__WORK TO COMPLETE__: Keep the pictures out and restate every record exactly.

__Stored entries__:
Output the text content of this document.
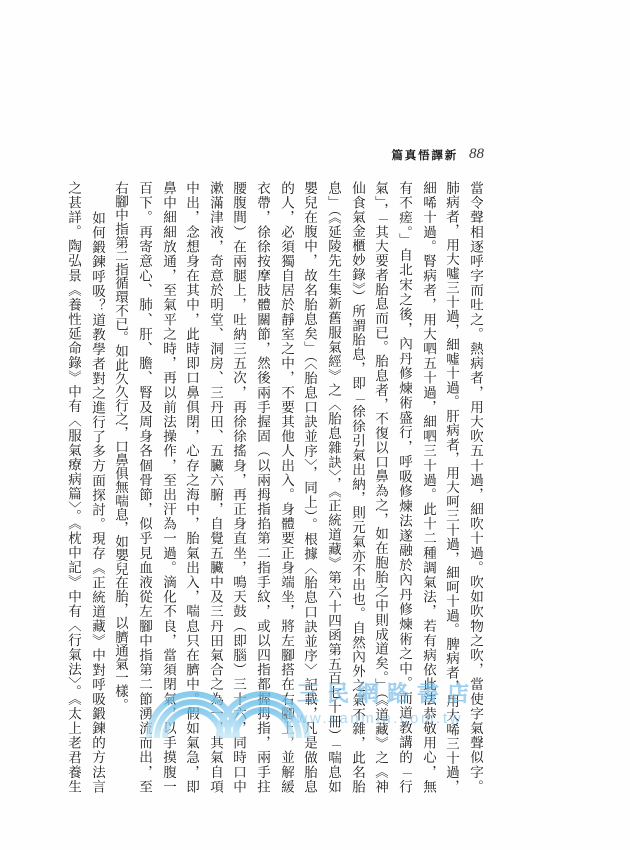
新譯悟真篇 88
當令聲相逐呼字而吐之。熱病者，用大吹五十過，細吹十過。吹如吹物之吹，當使字氣聲似字。
肺病者，用大噓三十過，細噓十過。肝病者，用大呵三十過，細呵十過。脾病者，用大唏三十過，
細唏十過。腎病者，用大呬五十過，細呬三十過。此十二種調氣法，若有病依此法恭敬用心，無
有不瘥。」自北宋之後，內丹修煉術盛行，呼吸修煉法遂融於內丹修煉術之中。而道教講的「行
氣」，「其大要者胎息而已。胎息者，不復以口鼻為之，如在胞胎之中則成道矣。」（《道藏》之《神
仙食氣金櫃妙錄》）所謂胎息，即「徐徐引氣出納，則元氣亦不出也。自然內外之氣不雜，此名胎
息」（《延陵先生集新舊服氣經》之〈胎息雜訣〉，《正統道藏》第六十四函第五百七十冊）「喘息如
嬰兒在腹中，故名胎息矣」（〈胎息口訣並序〉，同上）。根據〈胎息口訣並序〉記載，凡是做胎息
的人，必須獨自居於靜室之中，不要其他人出入。身體要正身端坐，將左腳搭在右腳上，並解緩
衣帶，徐徐按摩肢體關節，然後兩手握固（以兩拇指掐第二指手紋，或以四指都握拇指，兩手拄
腰腹間）在兩腿上，吐納三五次，再徐徐搖身，再正身直坐，鳴天鼓（即腦）三十六，同時口中
漱滿津液，奇意於明堂、洞房、三丹田、五臟六腑，自覺五臟中及三丹田氣合之為一，其氣自項
中出，念想身在其中，此時即口鼻俱閉，心存之海中，胎氣出入，喘息只在臍中。假如氣急，即
鼻中細細放通，至氣平之時，再以前法操作，至出汗為一過。滴化不良，當須閉氣，以手摸腹一
百下。再寄意心、肺、肝、膽、腎及周身各個骨節，似乎見血液從左腳中指第二節湧流而出，至
右腳中指第二指循環不已。如此久久行之，口鼻俱無喘息，如嬰兒在胎，以臍通氣一樣。
如何鍛鍊呼吸？道教學者對之進行了多方面探討。現存《正統道藏》中對呼吸鍛鍊的方法言
之甚詳。陶弘景《養性延命錄》中有〈服氣療病篇〉。《枕中記》中有〈行氣法〉。《太上老君養生	三民網路書店
www.sanmin.com.tw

__EXERCISE OUTPUT__:
Output the text content of this document.
新譯悟真篇 88
當令聲相逐呼字而吐之。熱病者，用大吹五十過，細吹十過。吹如吹物之吹，當使字氣聲似字。
肺病者，用大噓三十過，細噓十過。肝病者，用大呵三十過，細呵十過。脾病者，用大唏三十過，
細唏十過。腎病者，用大呬五十過，細呬三十過。此十二種調氣法，若有病依此法恭敬用心，無
有不瘥。」自北宋之後，內丹修煉術盛行，呼吸修煉法遂融於內丹修煉術之中。而道教講的「行
氣」，「其大要者胎息而已。胎息者，不復以口鼻為之，如在胞胎之中則成道矣。」（《道藏》之《神
仙食氣金櫃妙錄》）所謂胎息，即「徐徐引氣出納，則元氣亦不出也。自然內外之氣不雜，此名胎
息」（《延陵先生集新舊服氣經》之〈胎息雜訣〉，《正統道藏》第六十四函第五百七十冊）「喘息如
嬰兒在腹中，故名胎息矣」（〈胎息口訣並序〉，同上）。根據〈胎息口訣並序〉記載，凡是做胎息
的人，必須獨自居於靜室之中，不要其他人出入。身體要正身端坐，將左腳搭在右腳上，並解緩
衣帶，徐徐按摩肢體關節，然後兩手握固（以兩拇指掐第二指手紋，或以四指都握拇指，兩手拄
腰腹間）在兩腿上，吐納三五次，再徐徐搖身，再正身直坐，鳴天鼓（即腦）三十六，同時口中
漱滿津液，奇意於明堂、洞房、三丹田、五臟六腑，自覺五臟中及三丹田氣合之為一，其氣自項
中出，念想身在其中，此時即口鼻俱閉，心存之海中，胎氣出入，喘息只在臍中。假如氣急，即
鼻中細細放通，至氣平之時，再以前法操作，至出汗為一過。滴化不良，當須閉氣，以手摸腹一
百下。再寄意心、肺、肝、膽、腎及周身各個骨節，似乎見血液從左腳中指第二節湧流而出，至
右腳中指第二指循環不已。如此久久行之，口鼻俱無喘息，如嬰兒在胎，以臍通氣一樣。
如何鍛鍊呼吸？道教學者對之進行了多方面探討。現存《正統道藏》中對呼吸鍛鍊的方法言
之甚詳。陶弘景《養性延命錄》中有〈服氣療病篇〉。《枕中記》中有〈行氣法〉。《太上老君養生	三民網路書店
www.sanmin.com.tw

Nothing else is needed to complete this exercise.